## Data shown
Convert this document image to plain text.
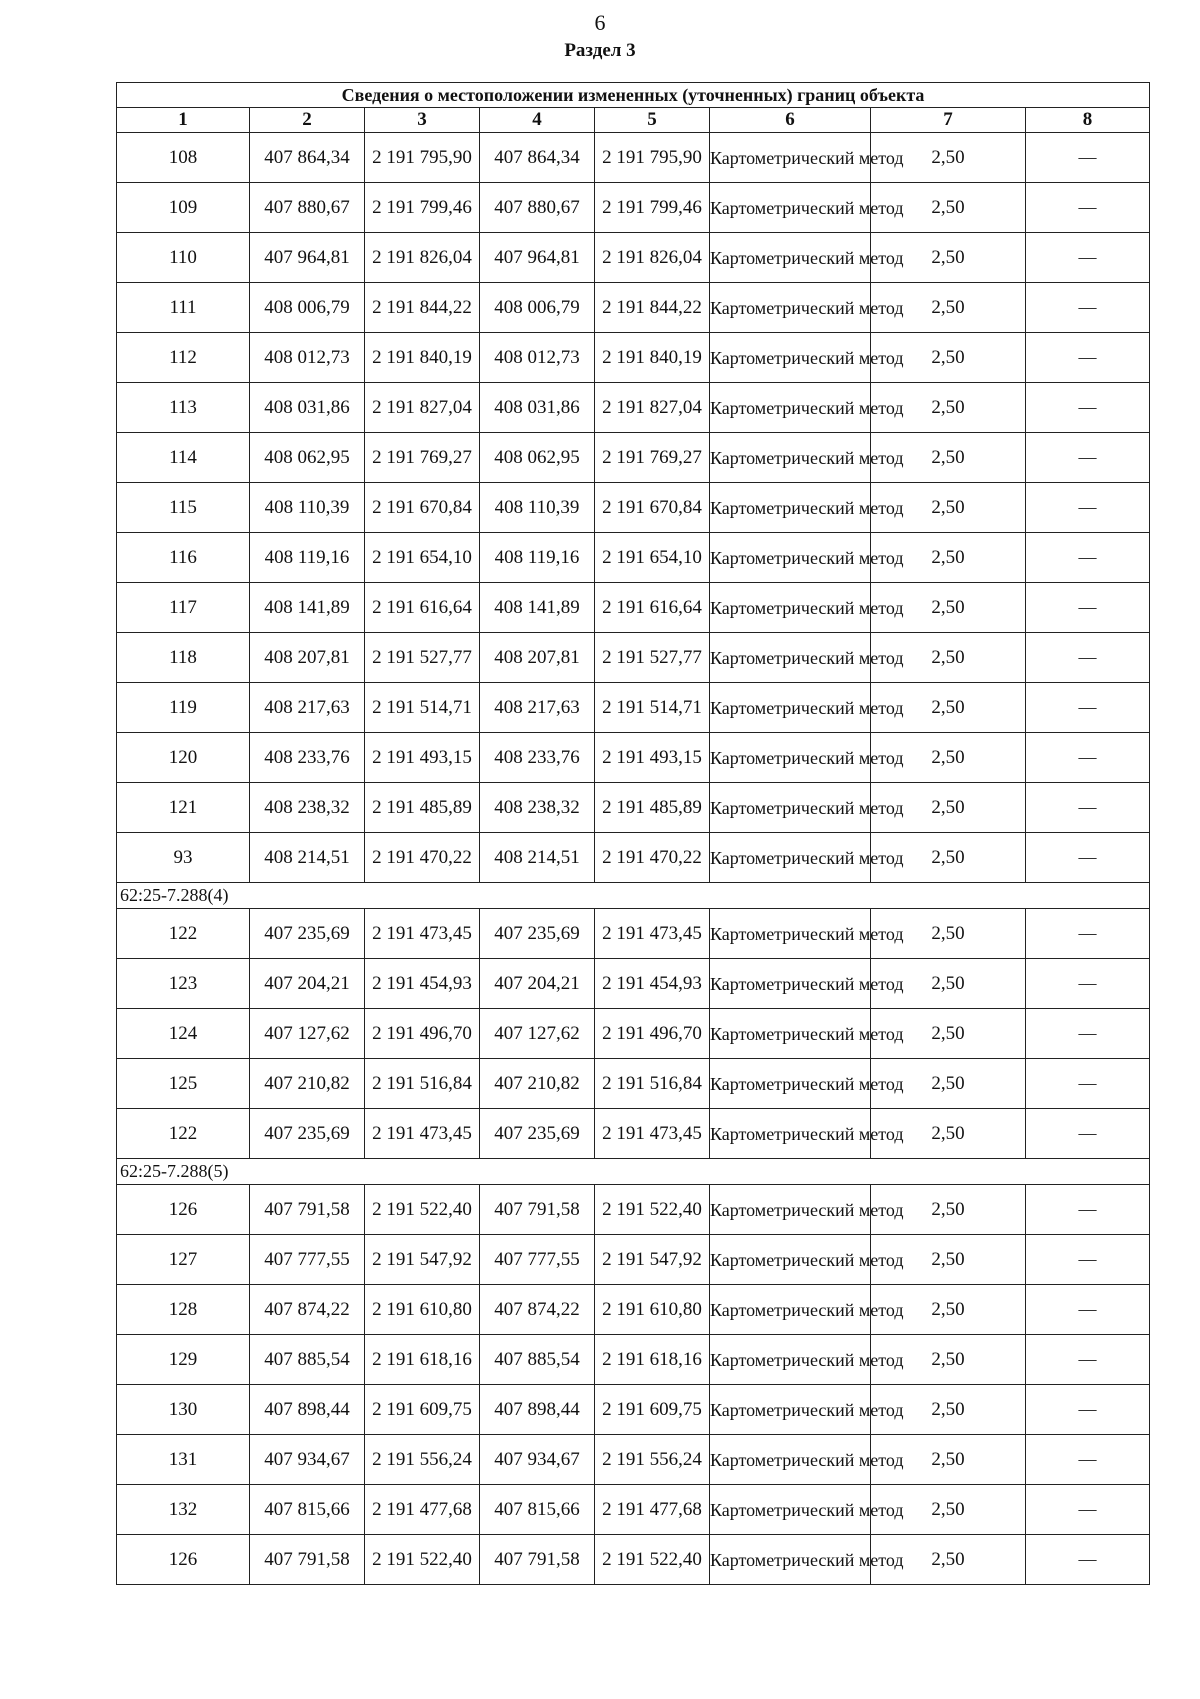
6
Раздел 3
Сведения о местоположении измененных (уточненных) границ объекта							
1	2	3	4	5	6	7	8
108	407 864,34	2 191 795,90	407 864,34	2 191 795,90	Картометрический метод	2,50	—
109	407 880,67	2 191 799,46	407 880,67	2 191 799,46	Картометрический метод	2,50	—
110	407 964,81	2 191 826,04	407 964,81	2 191 826,04	Картометрический метод	2,50	—
111	408 006,79	2 191 844,22	408 006,79	2 191 844,22	Картометрический метод	2,50	—
112	408 012,73	2 191 840,19	408 012,73	2 191 840,19	Картометрический метод	2,50	—
113	408 031,86	2 191 827,04	408 031,86	2 191 827,04	Картометрический метод	2,50	—
114	408 062,95	2 191 769,27	408 062,95	2 191 769,27	Картометрический метод	2,50	—
115	408 110,39	2 191 670,84	408 110,39	2 191 670,84	Картометрический метод	2,50	—
116	408 119,16	2 191 654,10	408 119,16	2 191 654,10	Картометрический метод	2,50	—
117	408 141,89	2 191 616,64	408 141,89	2 191 616,64	Картометрический метод	2,50	—
118	408 207,81	2 191 527,77	408 207,81	2 191 527,77	Картометрический метод	2,50	—
119	408 217,63	2 191 514,71	408 217,63	2 191 514,71	Картометрический метод	2,50	—
120	408 233,76	2 191 493,15	408 233,76	2 191 493,15	Картометрический метод	2,50	—
121	408 238,32	2 191 485,89	408 238,32	2 191 485,89	Картометрический метод	2,50	—
93	408 214,51	2 191 470,22	408 214,51	2 191 470,22	Картометрический метод	2,50	—
62:25-7.288(4)							
122	407 235,69	2 191 473,45	407 235,69	2 191 473,45	Картометрический метод	2,50	—
123	407 204,21	2 191 454,93	407 204,21	2 191 454,93	Картометрический метод	2,50	—
124	407 127,62	2 191 496,70	407 127,62	2 191 496,70	Картометрический метод	2,50	—
125	407 210,82	2 191 516,84	407 210,82	2 191 516,84	Картометрический метод	2,50	—
122	407 235,69	2 191 473,45	407 235,69	2 191 473,45	Картометрический метод	2,50	—
62:25-7.288(5)							
126	407 791,58	2 191 522,40	407 791,58	2 191 522,40	Картометрический метод	2,50	—
127	407 777,55	2 191 547,92	407 777,55	2 191 547,92	Картометрический метод	2,50	—
128	407 874,22	2 191 610,80	407 874,22	2 191 610,80	Картометрический метод	2,50	—
129	407 885,54	2 191 618,16	407 885,54	2 191 618,16	Картометрический метод	2,50	—
130	407 898,44	2 191 609,75	407 898,44	2 191 609,75	Картометрический метод	2,50	—
131	407 934,67	2 191 556,24	407 934,67	2 191 556,24	Картометрический метод	2,50	—
132	407 815,66	2 191 477,68	407 815,66	2 191 477,68	Картометрический метод	2,50	—
126	407 791,58	2 191 522,40	407 791,58	2 191 522,40	Картометрический метод	2,50	—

## To do
Give the data again exactly as written, with all pictures left out.

## Answer for this exercise
Convert this document image to plain text.
6
Раздел 3
Сведения о местоположении измененных (уточненных) границ объекта							
1	2	3	4	5	6	7	8
108	407 864,34	2 191 795,90	407 864,34	2 191 795,90	Картометрический метод	2,50	—
109	407 880,67	2 191 799,46	407 880,67	2 191 799,46	Картометрический метод	2,50	—
110	407 964,81	2 191 826,04	407 964,81	2 191 826,04	Картометрический метод	2,50	—
111	408 006,79	2 191 844,22	408 006,79	2 191 844,22	Картометрический метод	2,50	—
112	408 012,73	2 191 840,19	408 012,73	2 191 840,19	Картометрический метод	2,50	—
113	408 031,86	2 191 827,04	408 031,86	2 191 827,04	Картометрический метод	2,50	—
114	408 062,95	2 191 769,27	408 062,95	2 191 769,27	Картометрический метод	2,50	—
115	408 110,39	2 191 670,84	408 110,39	2 191 670,84	Картометрический метод	2,50	—
116	408 119,16	2 191 654,10	408 119,16	2 191 654,10	Картометрический метод	2,50	—
117	408 141,89	2 191 616,64	408 141,89	2 191 616,64	Картометрический метод	2,50	—
118	408 207,81	2 191 527,77	408 207,81	2 191 527,77	Картометрический метод	2,50	—
119	408 217,63	2 191 514,71	408 217,63	2 191 514,71	Картометрический метод	2,50	—
120	408 233,76	2 191 493,15	408 233,76	2 191 493,15	Картометрический метод	2,50	—
121	408 238,32	2 191 485,89	408 238,32	2 191 485,89	Картометрический метод	2,50	—
93	408 214,51	2 191 470,22	408 214,51	2 191 470,22	Картометрический метод	2,50	—
62:25-7.288(4)							
122	407 235,69	2 191 473,45	407 235,69	2 191 473,45	Картометрический метод	2,50	—
123	407 204,21	2 191 454,93	407 204,21	2 191 454,93	Картометрический метод	2,50	—
124	407 127,62	2 191 496,70	407 127,62	2 191 496,70	Картометрический метод	2,50	—
125	407 210,82	2 191 516,84	407 210,82	2 191 516,84	Картометрический метод	2,50	—
122	407 235,69	2 191 473,45	407 235,69	2 191 473,45	Картометрический метод	2,50	—
62:25-7.288(5)							
126	407 791,58	2 191 522,40	407 791,58	2 191 522,40	Картометрический метод	2,50	—
127	407 777,55	2 191 547,92	407 777,55	2 191 547,92	Картометрический метод	2,50	—
128	407 874,22	2 191 610,80	407 874,22	2 191 610,80	Картометрический метод	2,50	—
129	407 885,54	2 191 618,16	407 885,54	2 191 618,16	Картометрический метод	2,50	—
130	407 898,44	2 191 609,75	407 898,44	2 191 609,75	Картометрический метод	2,50	—
131	407 934,67	2 191 556,24	407 934,67	2 191 556,24	Картометрический метод	2,50	—
132	407 815,66	2 191 477,68	407 815,66	2 191 477,68	Картометрический метод	2,50	—
126	407 791,58	2 191 522,40	407 791,58	2 191 522,40	Картометрический метод	2,50	—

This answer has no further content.